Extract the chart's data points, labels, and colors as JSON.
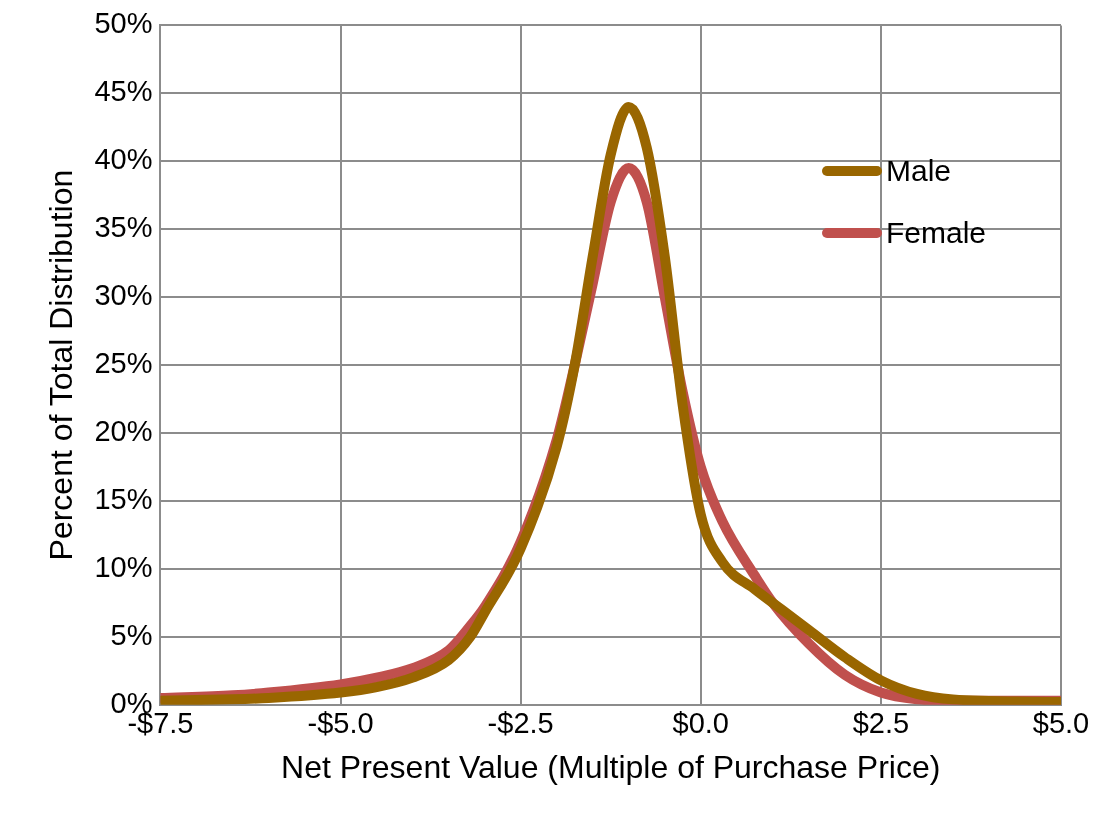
{
  "chart_data": {
    "type": "line",
    "xlabel": "Net Present Value (Multiple of Purchase Price)",
    "ylabel": "Percent of Total Distribution",
    "xlim": [
      -7.5,
      5
    ],
    "xticks": [
      {
        "value": -7.5,
        "label": "-$7.5"
      },
      {
        "value": -5,
        "label": "-$5.0"
      },
      {
        "value": -2.5,
        "label": "-$2.5"
      },
      {
        "value": 0,
        "label": "$0.0"
      },
      {
        "value": 2.5,
        "label": "$2.5"
      },
      {
        "value": 5,
        "label": "$5.0"
      }
    ],
    "ylim": [
      0,
      50
    ],
    "yticks": [
      {
        "value": 0,
        "label": "0%"
      },
      {
        "value": 5,
        "label": "5%"
      },
      {
        "value": 10,
        "label": "10%"
      },
      {
        "value": 15,
        "label": "15%"
      },
      {
        "value": 20,
        "label": "20%"
      },
      {
        "value": 25,
        "label": "25%"
      },
      {
        "value": 30,
        "label": "30%"
      },
      {
        "value": 35,
        "label": "35%"
      },
      {
        "value": 40,
        "label": "40%"
      },
      {
        "value": 45,
        "label": "45%"
      },
      {
        "value": 50,
        "label": "50%"
      }
    ],
    "x": [
      -7.5,
      -6.5,
      -6,
      -5,
      -4.5,
      -4,
      -3.5,
      -3.2,
      -3,
      -2.5,
      -2,
      -1.75,
      -1.5,
      -1.25,
      -1,
      -0.75,
      -0.5,
      -0.25,
      0,
      0.3,
      0.75,
      1,
      1.5,
      2,
      2.5,
      3,
      3.5,
      5
    ],
    "series": [
      {
        "name": "Male",
        "color": "#996600",
        "values": [
          0.3,
          0.4,
          0.5,
          0.9,
          1.3,
          2.0,
          3.3,
          5.0,
          6.8,
          11.5,
          19,
          25,
          33,
          40.5,
          44,
          41,
          33,
          22,
          14,
          10.5,
          8.5,
          7.5,
          5.5,
          3.5,
          1.8,
          0.8,
          0.4,
          0.2
        ]
      },
      {
        "name": "Female",
        "color": "#c0504d",
        "values": [
          0.5,
          0.7,
          0.9,
          1.5,
          2.0,
          2.7,
          4.0,
          5.8,
          7.2,
          12,
          19.5,
          25,
          31,
          37,
          39.5,
          37,
          30,
          23,
          17.5,
          13.5,
          9.5,
          7.5,
          4.5,
          2.2,
          0.9,
          0.4,
          0.3,
          0.3
        ]
      }
    ],
    "grid": true,
    "legend": "top right",
    "marker": "none",
    "line_style": "solid"
  }
}
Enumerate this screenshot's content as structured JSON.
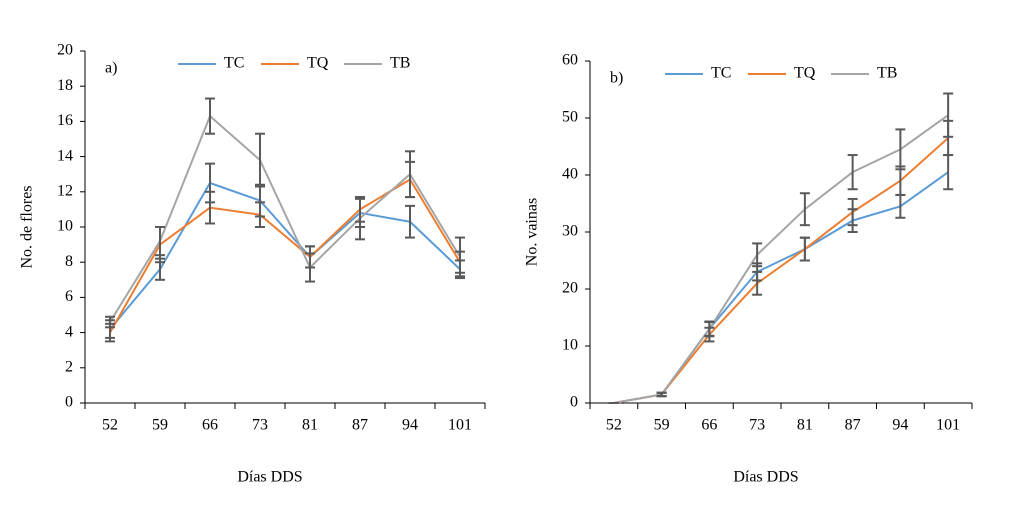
{
  "chart_data": [
    {
      "type": "line",
      "annotation": "a)",
      "x_label": "Días DDS",
      "y_label": "No. de flores",
      "categories": [
        "52",
        "59",
        "66",
        "73",
        "81",
        "87",
        "94",
        "101"
      ],
      "ylim": [
        0,
        20
      ],
      "yticks": [
        0,
        2,
        4,
        6,
        8,
        10,
        12,
        14,
        16,
        18,
        20
      ],
      "error_color": "#595959",
      "series": [
        {
          "name": "TC",
          "color": "#5b9bd5",
          "values": [
            4.2,
            7.6,
            12.5,
            11.5,
            8.3,
            10.8,
            10.3,
            7.6
          ],
          "errors": [
            0.5,
            0.6,
            1.1,
            0.9,
            0.6,
            0.8,
            0.9,
            0.5
          ]
        },
        {
          "name": "TQ",
          "color": "#ed7d31",
          "values": [
            4.0,
            9.0,
            11.1,
            10.7,
            8.3,
            11.0,
            12.7,
            8.0
          ],
          "errors": [
            0.5,
            1.0,
            0.9,
            0.7,
            0.6,
            0.7,
            1.0,
            0.6
          ]
        },
        {
          "name": "TB",
          "color": "#a5a5a5",
          "values": [
            4.6,
            9.2,
            16.3,
            13.8,
            7.7,
            10.5,
            13.0,
            8.3
          ],
          "errors": [
            0.3,
            0.8,
            1.0,
            1.5,
            0.8,
            1.2,
            1.3,
            1.1
          ]
        }
      ]
    },
    {
      "type": "line",
      "annotation": "b)",
      "x_label": "Días DDS",
      "y_label": "No. vainas",
      "categories": [
        "52",
        "59",
        "66",
        "73",
        "81",
        "87",
        "94",
        "101"
      ],
      "ylim": [
        0,
        60
      ],
      "yticks": [
        0,
        10,
        20,
        30,
        40,
        50,
        60
      ],
      "error_color": "#595959",
      "series": [
        {
          "name": "TC",
          "color": "#5b9bd5",
          "values": [
            0,
            1.5,
            13,
            23,
            27,
            32,
            34.5,
            40.5
          ],
          "errors": [
            0,
            0.3,
            1.2,
            1.5,
            2,
            2,
            2,
            3
          ]
        },
        {
          "name": "TQ",
          "color": "#ed7d31",
          "values": [
            0,
            1.5,
            12,
            21,
            27,
            33.5,
            39,
            46.5
          ],
          "errors": [
            0,
            0.3,
            1.2,
            2,
            2,
            2.3,
            2.5,
            3
          ]
        },
        {
          "name": "TB",
          "color": "#a5a5a5",
          "values": [
            0,
            1.5,
            13,
            26,
            34,
            40.5,
            44.5,
            50.5
          ],
          "errors": [
            0,
            0.3,
            1.3,
            2,
            2.8,
            3,
            3.5,
            3.8
          ]
        }
      ]
    }
  ]
}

======

From the records given above, reproduce all text exactly and exclude each picture.

Extract the chart's data points, labels, and colors as JSON.
{
  "chart_data": {
    "type": "line",
    "xlabel": "Net Present Value (Multiple of Purchase Price)",
    "ylabel": "Percent of Total Distribution",
    "xlim": [
      -7.5,
      5
    ],
    "xticks": [
      {
        "value": -7.5,
        "label": "-$7.5"
      },
      {
        "value": -5,
        "label": "-$5.0"
      },
      {
        "value": -2.5,
        "label": "-$2.5"
      },
      {
        "value": 0,
        "label": "$0.0"
      },
      {
        "value": 2.5,
        "label": "$2.5"
      },
      {
        "value": 5,
        "label": "$5.0"
      }
    ],
    "ylim": [
      0,
      50
    ],
    "yticks": [
      {
        "value": 0,
        "label": "0%"
      },
      {
        "value": 5,
        "label": "5%"
      },
      {
        "value": 10,
        "label": "10%"
      },
      {
        "value": 15,
        "label": "15%"
      },
      {
        "value": 20,
        "label": "20%"
      },
      {
        "value": 25,
        "label": "25%"
      },
      {
        "value": 30,
        "label": "30%"
      },
      {
        "value": 35,
        "label": "35%"
      },
      {
        "value": 40,
        "label": "40%"
      },
      {
        "value": 45,
        "label": "45%"
      },
      {
        "value": 50,
        "label": "50%"
      }
    ],
    "x": [
      -7.5,
      -6.5,
      -6,
      -5,
      -4.5,
      -4,
      -3.5,
      -3.2,
      -3,
      -2.5,
      -2,
      -1.75,
      -1.5,
      -1.25,
      -1,
      -0.75,
      -0.5,
      -0.25,
      0,
      0.3,
      0.75,
      1,
      1.5,
      2,
      2.5,
      3,
      3.5,
      5
    ],
    "series": [
      {
        "name": "Male",
        "color": "#996600",
        "values": [
          0.3,
          0.4,
          0.5,
          0.9,
          1.3,
          2.0,
          3.3,
          5.0,
          6.8,
          11.5,
          19,
          25,
          33,
          40.5,
          44,
          41,
          33,
          22,
          14,
          10.5,
          8.5,
          7.5,
          5.5,
          3.5,
          1.8,
          0.8,
          0.4,
          0.2
        ]
      },
      {
        "name": "Female",
        "color": "#c0504d",
        "values": [
          0.5,
          0.7,
          0.9,
          1.5,
          2.0,
          2.7,
          4.0,
          5.8,
          7.2,
          12,
          19.5,
          25,
          31,
          37,
          39.5,
          37,
          30,
          23,
          17.5,
          13.5,
          9.5,
          7.5,
          4.5,
          2.2,
          0.9,
          0.4,
          0.3,
          0.3
        ]
      }
    ],
    "grid": true,
    "legend": "top right",
    "marker": "none",
    "line_style": "solid"
  }
}
Enumerate this screenshot's content as structured JSON.
{
  "chart_data": [
    {
      "type": "line",
      "annotation": "a)",
      "x_label": "Días DDS",
      "y_label": "No. de flores",
      "categories": [
        "52",
        "59",
        "66",
        "73",
        "81",
        "87",
        "94",
        "101"
      ],
      "ylim": [
        0,
        20
      ],
      "yticks": [
        0,
        2,
        4,
        6,
        8,
        10,
        12,
        14,
        16,
        18,
        20
      ],
      "error_color": "#595959",
      "series": [
        {
          "name": "TC",
          "color": "#5b9bd5",
          "values": [
            4.2,
            7.6,
            12.5,
            11.5,
            8.3,
            10.8,
            10.3,
            7.6
          ],
          "errors": [
            0.5,
            0.6,
            1.1,
            0.9,
            0.6,
            0.8,
            0.9,
            0.5
          ]
        },
        {
          "name": "TQ",
          "color": "#ed7d31",
          "values": [
            4.0,
            9.0,
            11.1,
            10.7,
            8.3,
            11.0,
            12.7,
            8.0
          ],
          "errors": [
            0.5,
            1.0,
            0.9,
            0.7,
            0.6,
            0.7,
            1.0,
            0.6
          ]
        },
        {
          "name": "TB",
          "color": "#a5a5a5",
          "values": [
            4.6,
            9.2,
            16.3,
            13.8,
            7.7,
            10.5,
            13.0,
            8.3
          ],
          "errors": [
            0.3,
            0.8,
            1.0,
            1.5,
            0.8,
            1.2,
            1.3,
            1.1
          ]
        }
      ]
    },
    {
      "type": "line",
      "annotation": "b)",
      "x_label": "Días DDS",
      "y_label": "No. vainas",
      "categories": [
        "52",
        "59",
        "66",
        "73",
        "81",
        "87",
        "94",
        "101"
      ],
      "ylim": [
        0,
        60
      ],
      "yticks": [
        0,
        10,
        20,
        30,
        40,
        50,
        60
      ],
      "error_color": "#595959",
      "series": [
        {
          "name": "TC",
          "color": "#5b9bd5",
          "values": [
            0,
            1.5,
            13,
            23,
            27,
            32,
            34.5,
            40.5
          ],
          "errors": [
            0,
            0.3,
            1.2,
            1.5,
            2,
            2,
            2,
            3
          ]
        },
        {
          "name": "TQ",
          "color": "#ed7d31",
          "values": [
            0,
            1.5,
            12,
            21,
            27,
            33.5,
            39,
            46.5
          ],
          "errors": [
            0,
            0.3,
            1.2,
            2,
            2,
            2.3,
            2.5,
            3
          ]
        },
        {
          "name": "TB",
          "color": "#a5a5a5",
          "values": [
            0,
            1.5,
            13,
            26,
            34,
            40.5,
            44.5,
            50.5
          ],
          "errors": [
            0,
            0.3,
            1.3,
            2,
            2.8,
            3,
            3.5,
            3.8
          ]
        }
      ]
    }
  ]
}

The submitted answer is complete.